Retype the listing that follows, word for word.

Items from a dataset
[Start]
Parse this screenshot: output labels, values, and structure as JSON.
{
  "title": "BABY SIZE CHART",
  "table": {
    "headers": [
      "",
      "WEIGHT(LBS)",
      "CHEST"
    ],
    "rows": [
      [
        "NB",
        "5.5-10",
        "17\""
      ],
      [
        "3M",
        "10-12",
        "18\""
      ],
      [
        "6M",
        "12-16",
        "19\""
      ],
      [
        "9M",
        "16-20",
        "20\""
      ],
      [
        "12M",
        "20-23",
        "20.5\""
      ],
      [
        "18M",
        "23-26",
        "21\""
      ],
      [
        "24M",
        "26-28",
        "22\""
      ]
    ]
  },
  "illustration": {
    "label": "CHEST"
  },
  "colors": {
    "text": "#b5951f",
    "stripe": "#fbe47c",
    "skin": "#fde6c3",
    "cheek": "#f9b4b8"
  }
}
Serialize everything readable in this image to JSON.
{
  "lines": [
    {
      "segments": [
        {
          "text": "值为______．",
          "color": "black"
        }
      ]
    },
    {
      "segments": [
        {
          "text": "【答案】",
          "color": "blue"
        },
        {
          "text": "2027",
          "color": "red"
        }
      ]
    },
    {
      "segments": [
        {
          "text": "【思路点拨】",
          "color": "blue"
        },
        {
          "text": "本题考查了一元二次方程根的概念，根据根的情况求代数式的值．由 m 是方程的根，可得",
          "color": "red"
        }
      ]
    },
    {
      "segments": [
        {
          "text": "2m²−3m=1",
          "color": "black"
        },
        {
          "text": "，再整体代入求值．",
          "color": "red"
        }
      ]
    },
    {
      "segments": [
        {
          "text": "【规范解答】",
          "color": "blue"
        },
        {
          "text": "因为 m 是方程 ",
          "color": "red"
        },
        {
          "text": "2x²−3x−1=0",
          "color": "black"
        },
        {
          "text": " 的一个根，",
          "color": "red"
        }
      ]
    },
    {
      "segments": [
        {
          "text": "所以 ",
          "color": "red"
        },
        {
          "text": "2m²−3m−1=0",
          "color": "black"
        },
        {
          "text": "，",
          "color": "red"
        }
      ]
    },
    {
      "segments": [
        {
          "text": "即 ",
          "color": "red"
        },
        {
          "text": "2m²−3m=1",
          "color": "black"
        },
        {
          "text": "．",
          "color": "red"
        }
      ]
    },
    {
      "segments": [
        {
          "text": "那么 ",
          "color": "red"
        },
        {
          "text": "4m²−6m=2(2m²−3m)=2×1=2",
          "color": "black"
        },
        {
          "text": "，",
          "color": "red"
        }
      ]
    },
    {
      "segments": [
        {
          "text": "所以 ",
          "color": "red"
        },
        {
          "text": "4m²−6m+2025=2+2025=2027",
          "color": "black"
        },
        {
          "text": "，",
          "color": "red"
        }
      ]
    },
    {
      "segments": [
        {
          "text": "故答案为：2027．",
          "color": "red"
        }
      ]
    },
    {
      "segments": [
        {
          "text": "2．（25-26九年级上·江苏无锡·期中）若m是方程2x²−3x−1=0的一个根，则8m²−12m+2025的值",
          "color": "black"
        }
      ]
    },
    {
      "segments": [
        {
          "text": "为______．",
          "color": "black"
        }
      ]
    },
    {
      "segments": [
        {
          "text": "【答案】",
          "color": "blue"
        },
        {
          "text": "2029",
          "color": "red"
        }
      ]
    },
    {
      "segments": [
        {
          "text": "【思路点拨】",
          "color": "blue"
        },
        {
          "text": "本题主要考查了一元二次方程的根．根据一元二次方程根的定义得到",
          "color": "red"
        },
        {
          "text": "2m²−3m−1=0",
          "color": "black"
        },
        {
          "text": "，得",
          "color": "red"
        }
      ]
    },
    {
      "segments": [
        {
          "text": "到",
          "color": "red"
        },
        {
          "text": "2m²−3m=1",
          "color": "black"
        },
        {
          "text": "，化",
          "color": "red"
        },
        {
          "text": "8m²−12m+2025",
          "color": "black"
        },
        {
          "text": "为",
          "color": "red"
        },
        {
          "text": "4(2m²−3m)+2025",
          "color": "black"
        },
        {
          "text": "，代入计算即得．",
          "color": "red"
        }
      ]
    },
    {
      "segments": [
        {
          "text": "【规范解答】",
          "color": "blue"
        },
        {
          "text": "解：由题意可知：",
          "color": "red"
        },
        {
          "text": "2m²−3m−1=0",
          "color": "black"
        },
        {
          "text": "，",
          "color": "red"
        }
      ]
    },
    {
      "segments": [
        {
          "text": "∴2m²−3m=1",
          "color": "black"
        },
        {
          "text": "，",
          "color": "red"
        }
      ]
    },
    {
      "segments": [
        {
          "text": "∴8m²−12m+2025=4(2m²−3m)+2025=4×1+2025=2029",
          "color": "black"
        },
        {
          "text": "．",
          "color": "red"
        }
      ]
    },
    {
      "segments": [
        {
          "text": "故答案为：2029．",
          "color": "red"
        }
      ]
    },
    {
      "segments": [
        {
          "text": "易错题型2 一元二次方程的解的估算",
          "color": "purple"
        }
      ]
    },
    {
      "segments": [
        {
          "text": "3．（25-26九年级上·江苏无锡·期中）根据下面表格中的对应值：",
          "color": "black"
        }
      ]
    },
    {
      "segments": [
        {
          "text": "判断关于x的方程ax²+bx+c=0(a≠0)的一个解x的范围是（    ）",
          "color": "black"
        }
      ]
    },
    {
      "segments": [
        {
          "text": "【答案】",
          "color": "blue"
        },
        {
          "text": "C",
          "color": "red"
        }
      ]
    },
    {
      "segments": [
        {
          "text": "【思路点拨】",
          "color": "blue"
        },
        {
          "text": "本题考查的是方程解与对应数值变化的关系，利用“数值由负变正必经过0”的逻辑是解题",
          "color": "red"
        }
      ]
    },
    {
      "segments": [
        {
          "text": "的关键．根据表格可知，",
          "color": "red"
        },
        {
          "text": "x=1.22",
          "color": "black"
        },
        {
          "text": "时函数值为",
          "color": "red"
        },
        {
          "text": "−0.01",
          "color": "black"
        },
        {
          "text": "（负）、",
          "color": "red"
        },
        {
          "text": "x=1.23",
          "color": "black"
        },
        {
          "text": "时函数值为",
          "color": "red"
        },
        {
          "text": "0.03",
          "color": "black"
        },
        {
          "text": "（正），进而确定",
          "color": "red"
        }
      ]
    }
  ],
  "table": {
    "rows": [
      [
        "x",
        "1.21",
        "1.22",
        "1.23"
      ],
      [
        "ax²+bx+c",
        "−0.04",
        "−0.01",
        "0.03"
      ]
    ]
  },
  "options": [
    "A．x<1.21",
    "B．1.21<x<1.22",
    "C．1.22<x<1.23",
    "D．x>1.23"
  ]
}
[End]
#### [COMPLETE RESPONSE]
Parse this screenshot: output labels, values, and structure as JSON.
{
  "title": "BABY SIZE CHART",
  "table": {
    "headers": [
      "",
      "WEIGHT(LBS)",
      "CHEST"
    ],
    "rows": [
      [
        "NB",
        "5.5-10",
        "17\""
      ],
      [
        "3M",
        "10-12",
        "18\""
      ],
      [
        "6M",
        "12-16",
        "19\""
      ],
      [
        "9M",
        "16-20",
        "20\""
      ],
      [
        "12M",
        "20-23",
        "20.5\""
      ],
      [
        "18M",
        "23-26",
        "21\""
      ],
      [
        "24M",
        "26-28",
        "22\""
      ]
    ]
  },
  "illustration": {
    "label": "CHEST"
  },
  "colors": {
    "text": "#b5951f",
    "stripe": "#fbe47c",
    "skin": "#fde6c3",
    "cheek": "#f9b4b8"
  }
}
Serialize everything readable in this image to JSON.
{
  "lines": [
    {
      "segments": [
        {
          "text": "值为______．",
          "color": "black"
        }
      ]
    },
    {
      "segments": [
        {
          "text": "【答案】",
          "color": "blue"
        },
        {
          "text": "2027",
          "color": "red"
        }
      ]
    },
    {
      "segments": [
        {
          "text": "【思路点拨】",
          "color": "blue"
        },
        {
          "text": "本题考查了一元二次方程根的概念，根据根的情况求代数式的值．由 m 是方程的根，可得",
          "color": "red"
        }
      ]
    },
    {
      "segments": [
        {
          "text": "2m²−3m=1",
          "color": "black"
        },
        {
          "text": "，再整体代入求值．",
          "color": "red"
        }
      ]
    },
    {
      "segments": [
        {
          "text": "【规范解答】",
          "color": "blue"
        },
        {
          "text": "因为 m 是方程 ",
          "color": "red"
        },
        {
          "text": "2x²−3x−1=0",
          "color": "black"
        },
        {
          "text": " 的一个根，",
          "color": "red"
        }
      ]
    },
    {
      "segments": [
        {
          "text": "所以 ",
          "color": "red"
        },
        {
          "text": "2m²−3m−1=0",
          "color": "black"
        },
        {
          "text": "，",
          "color": "red"
        }
      ]
    },
    {
      "segments": [
        {
          "text": "即 ",
          "color": "red"
        },
        {
          "text": "2m²−3m=1",
          "color": "black"
        },
        {
          "text": "．",
          "color": "red"
        }
      ]
    },
    {
      "segments": [
        {
          "text": "那么 ",
          "color": "red"
        },
        {
          "text": "4m²−6m=2(2m²−3m)=2×1=2",
          "color": "black"
        },
        {
          "text": "，",
          "color": "red"
        }
      ]
    },
    {
      "segments": [
        {
          "text": "所以 ",
          "color": "red"
        },
        {
          "text": "4m²−6m+2025=2+2025=2027",
          "color": "black"
        },
        {
          "text": "，",
          "color": "red"
        }
      ]
    },
    {
      "segments": [
        {
          "text": "故答案为：2027．",
          "color": "red"
        }
      ]
    },
    {
      "segments": [
        {
          "text": "2．（25-26九年级上·江苏无锡·期中）若m是方程2x²−3x−1=0的一个根，则8m²−12m+2025的值",
          "color": "black"
        }
      ]
    },
    {
      "segments": [
        {
          "text": "为______．",
          "color": "black"
        }
      ]
    },
    {
      "segments": [
        {
          "text": "【答案】",
          "color": "blue"
        },
        {
          "text": "2029",
          "color": "red"
        }
      ]
    },
    {
      "segments": [
        {
          "text": "【思路点拨】",
          "color": "blue"
        },
        {
          "text": "本题主要考查了一元二次方程的根．根据一元二次方程根的定义得到",
          "color": "red"
        },
        {
          "text": "2m²−3m−1=0",
          "color": "black"
        },
        {
          "text": "，得",
          "color": "red"
        }
      ]
    },
    {
      "segments": [
        {
          "text": "到",
          "color": "red"
        },
        {
          "text": "2m²−3m=1",
          "color": "black"
        },
        {
          "text": "，化",
          "color": "red"
        },
        {
          "text": "8m²−12m+2025",
          "color": "black"
        },
        {
          "text": "为",
          "color": "red"
        },
        {
          "text": "4(2m²−3m)+2025",
          "color": "black"
        },
        {
          "text": "，代入计算即得．",
          "color": "red"
        }
      ]
    },
    {
      "segments": [
        {
          "text": "【规范解答】",
          "color": "blue"
        },
        {
          "text": "解：由题意可知：",
          "color": "red"
        },
        {
          "text": "2m²−3m−1=0",
          "color": "black"
        },
        {
          "text": "，",
          "color": "red"
        }
      ]
    },
    {
      "segments": [
        {
          "text": "∴2m²−3m=1",
          "color": "black"
        },
        {
          "text": "，",
          "color": "red"
        }
      ]
    },
    {
      "segments": [
        {
          "text": "∴8m²−12m+2025=4(2m²−3m)+2025=4×1+2025=2029",
          "color": "black"
        },
        {
          "text": "．",
          "color": "red"
        }
      ]
    },
    {
      "segments": [
        {
          "text": "故答案为：2029．",
          "color": "red"
        }
      ]
    },
    {
      "segments": [
        {
          "text": "易错题型2 一元二次方程的解的估算",
          "color": "purple"
        }
      ]
    },
    {
      "segments": [
        {
          "text": "3．（25-26九年级上·江苏无锡·期中）根据下面表格中的对应值：",
          "color": "black"
        }
      ]
    },
    {
      "segments": [
        {
          "text": "判断关于x的方程ax²+bx+c=0(a≠0)的一个解x的范围是（    ）",
          "color": "black"
        }
      ]
    },
    {
      "segments": [
        {
          "text": "【答案】",
          "color": "blue"
        },
        {
          "text": "C",
          "color": "red"
        }
      ]
    },
    {
      "segments": [
        {
          "text": "【思路点拨】",
          "color": "blue"
        },
        {
          "text": "本题考查的是方程解与对应数值变化的关系，利用“数值由负变正必经过0”的逻辑是解题",
          "color": "red"
        }
      ]
    },
    {
      "segments": [
        {
          "text": "的关键．根据表格可知，",
          "color": "red"
        },
        {
          "text": "x=1.22",
          "color": "black"
        },
        {
          "text": "时函数值为",
          "color": "red"
        },
        {
          "text": "−0.01",
          "color": "black"
        },
        {
          "text": "（负）、",
          "color": "red"
        },
        {
          "text": "x=1.23",
          "color": "black"
        },
        {
          "text": "时函数值为",
          "color": "red"
        },
        {
          "text": "0.03",
          "color": "black"
        },
        {
          "text": "（正），进而确定",
          "color": "red"
        }
      ]
    }
  ],
  "table": {
    "rows": [
      [
        "x",
        "1.21",
        "1.22",
        "1.23"
      ],
      [
        "ax²+bx+c",
        "−0.04",
        "−0.01",
        "0.03"
      ]
    ]
  },
  "options": [
    "A．x<1.21",
    "B．1.21<x<1.22",
    "C．1.22<x<1.23",
    "D．x>1.23"
  ]
}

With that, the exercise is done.